### Stated exercise:
Copy each line exactly. Leave nothing out.

### Material:
########

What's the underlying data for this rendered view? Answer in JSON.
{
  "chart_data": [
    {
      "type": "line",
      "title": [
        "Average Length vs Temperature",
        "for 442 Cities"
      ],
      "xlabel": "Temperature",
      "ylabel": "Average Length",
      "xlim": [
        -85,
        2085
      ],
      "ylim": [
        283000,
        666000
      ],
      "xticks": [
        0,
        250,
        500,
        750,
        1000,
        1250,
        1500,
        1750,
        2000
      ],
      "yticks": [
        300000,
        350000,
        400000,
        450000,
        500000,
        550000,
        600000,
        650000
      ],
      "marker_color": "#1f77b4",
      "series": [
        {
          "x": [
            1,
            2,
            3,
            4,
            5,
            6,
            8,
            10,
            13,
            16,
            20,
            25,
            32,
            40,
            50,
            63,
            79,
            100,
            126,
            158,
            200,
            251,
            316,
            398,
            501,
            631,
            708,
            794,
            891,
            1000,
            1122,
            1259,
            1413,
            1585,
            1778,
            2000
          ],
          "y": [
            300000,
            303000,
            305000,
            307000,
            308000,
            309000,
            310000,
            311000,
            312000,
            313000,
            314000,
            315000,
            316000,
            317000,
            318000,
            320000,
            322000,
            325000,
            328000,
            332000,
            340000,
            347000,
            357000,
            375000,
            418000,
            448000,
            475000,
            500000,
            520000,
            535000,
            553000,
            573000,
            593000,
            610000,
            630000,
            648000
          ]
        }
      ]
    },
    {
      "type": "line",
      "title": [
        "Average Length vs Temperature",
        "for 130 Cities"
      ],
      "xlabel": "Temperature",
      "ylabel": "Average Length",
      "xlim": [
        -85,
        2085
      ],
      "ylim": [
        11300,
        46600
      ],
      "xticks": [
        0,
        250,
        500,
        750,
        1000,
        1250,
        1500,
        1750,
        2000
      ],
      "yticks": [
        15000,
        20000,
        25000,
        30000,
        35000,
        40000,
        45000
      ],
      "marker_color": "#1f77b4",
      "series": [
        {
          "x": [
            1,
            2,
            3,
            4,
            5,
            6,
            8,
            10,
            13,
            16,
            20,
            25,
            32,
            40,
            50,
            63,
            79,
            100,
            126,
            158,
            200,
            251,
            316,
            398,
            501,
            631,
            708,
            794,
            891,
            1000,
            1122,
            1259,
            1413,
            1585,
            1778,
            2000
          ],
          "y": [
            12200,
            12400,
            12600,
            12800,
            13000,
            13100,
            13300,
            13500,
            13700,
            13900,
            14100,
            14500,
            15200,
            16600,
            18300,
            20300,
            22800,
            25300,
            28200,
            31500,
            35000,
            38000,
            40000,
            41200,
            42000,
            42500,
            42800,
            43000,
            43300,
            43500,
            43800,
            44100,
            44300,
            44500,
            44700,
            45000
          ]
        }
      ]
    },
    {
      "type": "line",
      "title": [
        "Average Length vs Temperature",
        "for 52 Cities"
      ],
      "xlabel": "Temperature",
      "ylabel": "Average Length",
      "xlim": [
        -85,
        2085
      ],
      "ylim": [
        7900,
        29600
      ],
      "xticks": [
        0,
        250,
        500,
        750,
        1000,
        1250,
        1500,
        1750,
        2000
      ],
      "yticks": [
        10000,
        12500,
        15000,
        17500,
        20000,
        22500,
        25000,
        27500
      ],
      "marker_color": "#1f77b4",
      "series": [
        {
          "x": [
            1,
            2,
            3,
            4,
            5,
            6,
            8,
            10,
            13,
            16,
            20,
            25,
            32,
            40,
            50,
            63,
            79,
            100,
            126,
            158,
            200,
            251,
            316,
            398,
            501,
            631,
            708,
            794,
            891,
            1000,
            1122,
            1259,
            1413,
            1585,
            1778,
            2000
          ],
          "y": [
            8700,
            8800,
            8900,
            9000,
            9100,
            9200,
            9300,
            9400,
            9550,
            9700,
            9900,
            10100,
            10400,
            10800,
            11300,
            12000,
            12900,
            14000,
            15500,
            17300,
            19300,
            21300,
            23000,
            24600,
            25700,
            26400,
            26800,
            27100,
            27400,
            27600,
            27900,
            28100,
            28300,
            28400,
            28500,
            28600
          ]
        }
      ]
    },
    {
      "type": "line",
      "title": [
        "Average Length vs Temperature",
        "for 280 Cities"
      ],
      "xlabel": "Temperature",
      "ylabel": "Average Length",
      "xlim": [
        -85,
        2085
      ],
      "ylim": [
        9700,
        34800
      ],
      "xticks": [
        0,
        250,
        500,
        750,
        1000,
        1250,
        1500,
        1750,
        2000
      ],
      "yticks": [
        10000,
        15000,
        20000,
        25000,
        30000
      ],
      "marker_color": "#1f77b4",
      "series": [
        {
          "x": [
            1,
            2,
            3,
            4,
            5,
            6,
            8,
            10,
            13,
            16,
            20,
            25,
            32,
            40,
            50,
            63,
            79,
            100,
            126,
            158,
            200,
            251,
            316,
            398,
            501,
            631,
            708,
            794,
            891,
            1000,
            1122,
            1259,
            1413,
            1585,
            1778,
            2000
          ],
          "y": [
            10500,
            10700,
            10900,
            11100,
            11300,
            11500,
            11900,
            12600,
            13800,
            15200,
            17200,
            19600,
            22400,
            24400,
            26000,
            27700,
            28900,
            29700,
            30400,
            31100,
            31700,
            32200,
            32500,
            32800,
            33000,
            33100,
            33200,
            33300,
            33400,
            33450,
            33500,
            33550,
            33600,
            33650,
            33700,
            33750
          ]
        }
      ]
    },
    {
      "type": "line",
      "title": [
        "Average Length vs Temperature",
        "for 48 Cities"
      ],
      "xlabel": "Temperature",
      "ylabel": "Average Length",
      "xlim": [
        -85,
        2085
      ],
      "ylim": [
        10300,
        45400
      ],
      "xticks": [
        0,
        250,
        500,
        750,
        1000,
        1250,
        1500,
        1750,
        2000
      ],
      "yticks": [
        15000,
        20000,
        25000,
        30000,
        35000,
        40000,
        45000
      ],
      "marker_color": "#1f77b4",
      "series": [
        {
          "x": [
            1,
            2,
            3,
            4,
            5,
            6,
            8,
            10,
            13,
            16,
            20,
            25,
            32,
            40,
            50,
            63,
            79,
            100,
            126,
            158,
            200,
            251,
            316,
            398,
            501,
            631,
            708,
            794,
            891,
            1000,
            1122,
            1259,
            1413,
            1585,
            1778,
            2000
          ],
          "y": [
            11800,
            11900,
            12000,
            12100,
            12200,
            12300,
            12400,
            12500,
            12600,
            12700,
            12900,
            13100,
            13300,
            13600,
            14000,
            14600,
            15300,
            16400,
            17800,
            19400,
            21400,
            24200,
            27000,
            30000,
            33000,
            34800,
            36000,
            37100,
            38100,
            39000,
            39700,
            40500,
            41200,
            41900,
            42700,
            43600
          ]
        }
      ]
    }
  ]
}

########

### Complete output:
What's the underlying data for this rendered view? Answer in JSON.
{
  "chart_data": [
    {
      "type": "line",
      "title": [
        "Average Length vs Temperature",
        "for 442 Cities"
      ],
      "xlabel": "Temperature",
      "ylabel": "Average Length",
      "xlim": [
        -85,
        2085
      ],
      "ylim": [
        283000,
        666000
      ],
      "xticks": [
        0,
        250,
        500,
        750,
        1000,
        1250,
        1500,
        1750,
        2000
      ],
      "yticks": [
        300000,
        350000,
        400000,
        450000,
        500000,
        550000,
        600000,
        650000
      ],
      "marker_color": "#1f77b4",
      "series": [
        {
          "x": [
            1,
            2,
            3,
            4,
            5,
            6,
            8,
            10,
            13,
            16,
            20,
            25,
            32,
            40,
            50,
            63,
            79,
            100,
            126,
            158,
            200,
            251,
            316,
            398,
            501,
            631,
            708,
            794,
            891,
            1000,
            1122,
            1259,
            1413,
            1585,
            1778,
            2000
          ],
          "y": [
            300000,
            303000,
            305000,
            307000,
            308000,
            309000,
            310000,
            311000,
            312000,
            313000,
            314000,
            315000,
            316000,
            317000,
            318000,
            320000,
            322000,
            325000,
            328000,
            332000,
            340000,
            347000,
            357000,
            375000,
            418000,
            448000,
            475000,
            500000,
            520000,
            535000,
            553000,
            573000,
            593000,
            610000,
            630000,
            648000
          ]
        }
      ]
    },
    {
      "type": "line",
      "title": [
        "Average Length vs Temperature",
        "for 130 Cities"
      ],
      "xlabel": "Temperature",
      "ylabel": "Average Length",
      "xlim": [
        -85,
        2085
      ],
      "ylim": [
        11300,
        46600
      ],
      "xticks": [
        0,
        250,
        500,
        750,
        1000,
        1250,
        1500,
        1750,
        2000
      ],
      "yticks": [
        15000,
        20000,
        25000,
        30000,
        35000,
        40000,
        45000
      ],
      "marker_color": "#1f77b4",
      "series": [
        {
          "x": [
            1,
            2,
            3,
            4,
            5,
            6,
            8,
            10,
            13,
            16,
            20,
            25,
            32,
            40,
            50,
            63,
            79,
            100,
            126,
            158,
            200,
            251,
            316,
            398,
            501,
            631,
            708,
            794,
            891,
            1000,
            1122,
            1259,
            1413,
            1585,
            1778,
            2000
          ],
          "y": [
            12200,
            12400,
            12600,
            12800,
            13000,
            13100,
            13300,
            13500,
            13700,
            13900,
            14100,
            14500,
            15200,
            16600,
            18300,
            20300,
            22800,
            25300,
            28200,
            31500,
            35000,
            38000,
            40000,
            41200,
            42000,
            42500,
            42800,
            43000,
            43300,
            43500,
            43800,
            44100,
            44300,
            44500,
            44700,
            45000
          ]
        }
      ]
    },
    {
      "type": "line",
      "title": [
        "Average Length vs Temperature",
        "for 52 Cities"
      ],
      "xlabel": "Temperature",
      "ylabel": "Average Length",
      "xlim": [
        -85,
        2085
      ],
      "ylim": [
        7900,
        29600
      ],
      "xticks": [
        0,
        250,
        500,
        750,
        1000,
        1250,
        1500,
        1750,
        2000
      ],
      "yticks": [
        10000,
        12500,
        15000,
        17500,
        20000,
        22500,
        25000,
        27500
      ],
      "marker_color": "#1f77b4",
      "series": [
        {
          "x": [
            1,
            2,
            3,
            4,
            5,
            6,
            8,
            10,
            13,
            16,
            20,
            25,
            32,
            40,
            50,
            63,
            79,
            100,
            126,
            158,
            200,
            251,
            316,
            398,
            501,
            631,
            708,
            794,
            891,
            1000,
            1122,
            1259,
            1413,
            1585,
            1778,
            2000
          ],
          "y": [
            8700,
            8800,
            8900,
            9000,
            9100,
            9200,
            9300,
            9400,
            9550,
            9700,
            9900,
            10100,
            10400,
            10800,
            11300,
            12000,
            12900,
            14000,
            15500,
            17300,
            19300,
            21300,
            23000,
            24600,
            25700,
            26400,
            26800,
            27100,
            27400,
            27600,
            27900,
            28100,
            28300,
            28400,
            28500,
            28600
          ]
        }
      ]
    },
    {
      "type": "line",
      "title": [
        "Average Length vs Temperature",
        "for 280 Cities"
      ],
      "xlabel": "Temperature",
      "ylabel": "Average Length",
      "xlim": [
        -85,
        2085
      ],
      "ylim": [
        9700,
        34800
      ],
      "xticks": [
        0,
        250,
        500,
        750,
        1000,
        1250,
        1500,
        1750,
        2000
      ],
      "yticks": [
        10000,
        15000,
        20000,
        25000,
        30000
      ],
      "marker_color": "#1f77b4",
      "series": [
        {
          "x": [
            1,
            2,
            3,
            4,
            5,
            6,
            8,
            10,
            13,
            16,
            20,
            25,
            32,
            40,
            50,
            63,
            79,
            100,
            126,
            158,
            200,
            251,
            316,
            398,
            501,
            631,
            708,
            794,
            891,
            1000,
            1122,
            1259,
            1413,
            1585,
            1778,
            2000
          ],
          "y": [
            10500,
            10700,
            10900,
            11100,
            11300,
            11500,
            11900,
            12600,
            13800,
            15200,
            17200,
            19600,
            22400,
            24400,
            26000,
            27700,
            28900,
            29700,
            30400,
            31100,
            31700,
            32200,
            32500,
            32800,
            33000,
            33100,
            33200,
            33300,
            33400,
            33450,
            33500,
            33550,
            33600,
            33650,
            33700,
            33750
          ]
        }
      ]
    },
    {
      "type": "line",
      "title": [
        "Average Length vs Temperature",
        "for 48 Cities"
      ],
      "xlabel": "Temperature",
      "ylabel": "Average Length",
      "xlim": [
        -85,
        2085
      ],
      "ylim": [
        10300,
        45400
      ],
      "xticks": [
        0,
        250,
        500,
        750,
        1000,
        1250,
        1500,
        1750,
        2000
      ],
      "yticks": [
        15000,
        20000,
        25000,
        30000,
        35000,
        40000,
        45000
      ],
      "marker_color": "#1f77b4",
      "series": [
        {
          "x": [
            1,
            2,
            3,
            4,
            5,
            6,
            8,
            10,
            13,
            16,
            20,
            25,
            32,
            40,
            50,
            63,
            79,
            100,
            126,
            158,
            200,
            251,
            316,
            398,
            501,
            631,
            708,
            794,
            891,
            1000,
            1122,
            1259,
            1413,
            1585,
            1778,
            2000
          ],
          "y": [
            11800,
            11900,
            12000,
            12100,
            12200,
            12300,
            12400,
            12500,
            12600,
            12700,
            12900,
            13100,
            13300,
            13600,
            14000,
            14600,
            15300,
            16400,
            17800,
            19400,
            21400,
            24200,
            27000,
            30000,
            33000,
            34800,
            36000,
            37100,
            38100,
            39000,
            39700,
            40500,
            41200,
            41900,
            42700,
            43600
          ]
        }
      ]
    }
  ]
}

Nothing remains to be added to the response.